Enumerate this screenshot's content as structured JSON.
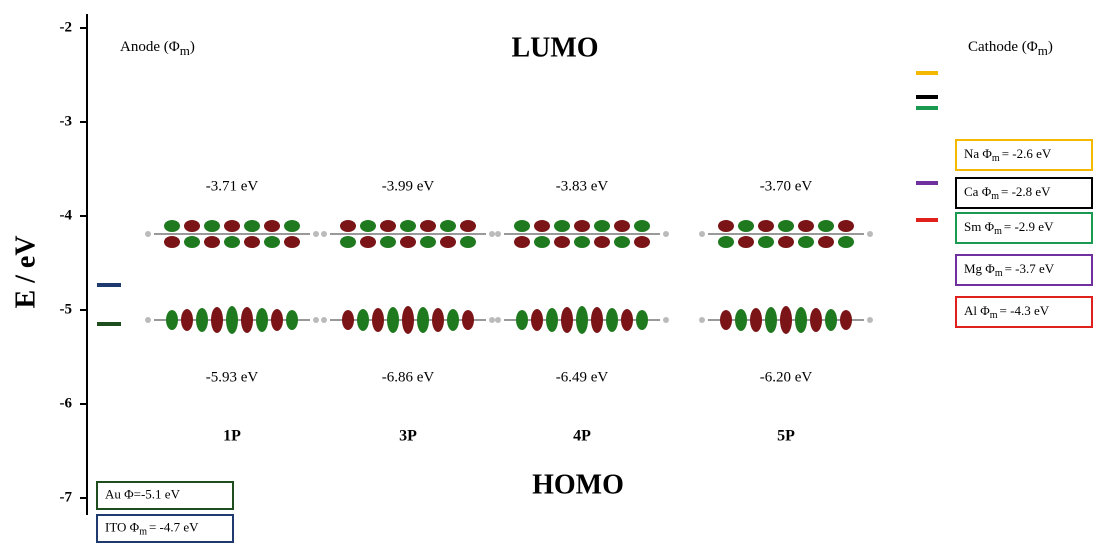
{
  "axis": {
    "label": "E / eV",
    "lim": [
      -7.15,
      -1.85
    ],
    "ticks": [
      -2,
      -3,
      -4,
      -5,
      -6,
      -7
    ]
  },
  "anode_title": {
    "text": "Anode (Φ",
    "sub": "m",
    "close": ")"
  },
  "cathode_title": {
    "text": "Cathode (Φ",
    "sub": "m",
    "close": ")"
  },
  "lumo_title": "LUMO",
  "homo_title": "HOMO",
  "molecules": [
    {
      "name": "1P",
      "lumo": "-3.71 eV",
      "homo": "-5.93 eV"
    },
    {
      "name": "3P",
      "lumo": "-3.99 eV",
      "homo": "-6.86 eV"
    },
    {
      "name": "4P",
      "lumo": "-3.83 eV",
      "homo": "-6.49 eV"
    },
    {
      "name": "5P",
      "lumo": "-3.70 eV",
      "homo": "-6.20 eV"
    }
  ],
  "cathodes": [
    {
      "pre": "Na Φ",
      "sub": "m",
      "post": "= -2.6 eV"
    },
    {
      "pre": "Ca Φ",
      "sub": "m",
      "post": "= -2.8 eV"
    },
    {
      "pre": "Sm Φ",
      "sub": "m",
      "post": "= -2.9 eV"
    },
    {
      "pre": "Mg Φ",
      "sub": "m",
      "post": "= -3.7 eV"
    },
    {
      "pre": "Al Φ",
      "sub": "m",
      "post": "= -4.3 eV"
    }
  ],
  "anodes": [
    {
      "pre": "Au Φ=-5.1 eV"
    },
    {
      "pre": "ITO Φ",
      "sub": "m",
      "post": "= -4.7 eV"
    }
  ]
}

Brief
Reproduce the entries exactly. Do not carry over any picture.

Written reply
Enumerate this screenshot's content as structured JSON.
{
  "axis": {
    "label": "E / eV",
    "lim": [
      -7.15,
      -1.85
    ],
    "ticks": [
      -2,
      -3,
      -4,
      -5,
      -6,
      -7
    ]
  },
  "anode_title": {
    "text": "Anode (Φ",
    "sub": "m",
    "close": ")"
  },
  "cathode_title": {
    "text": "Cathode (Φ",
    "sub": "m",
    "close": ")"
  },
  "lumo_title": "LUMO",
  "homo_title": "HOMO",
  "molecules": [
    {
      "name": "1P",
      "lumo": "-3.71 eV",
      "homo": "-5.93 eV"
    },
    {
      "name": "3P",
      "lumo": "-3.99 eV",
      "homo": "-6.86 eV"
    },
    {
      "name": "4P",
      "lumo": "-3.83 eV",
      "homo": "-6.49 eV"
    },
    {
      "name": "5P",
      "lumo": "-3.70 eV",
      "homo": "-6.20 eV"
    }
  ],
  "cathodes": [
    {
      "pre": "Na Φ",
      "sub": "m",
      "post": "= -2.6 eV"
    },
    {
      "pre": "Ca Φ",
      "sub": "m",
      "post": "= -2.8 eV"
    },
    {
      "pre": "Sm Φ",
      "sub": "m",
      "post": "= -2.9 eV"
    },
    {
      "pre": "Mg Φ",
      "sub": "m",
      "post": "= -3.7 eV"
    },
    {
      "pre": "Al Φ",
      "sub": "m",
      "post": "= -4.3 eV"
    }
  ],
  "anodes": [
    {
      "pre": "Au Φ=-5.1 eV"
    },
    {
      "pre": "ITO Φ",
      "sub": "m",
      "post": "= -4.7 eV"
    }
  ]
}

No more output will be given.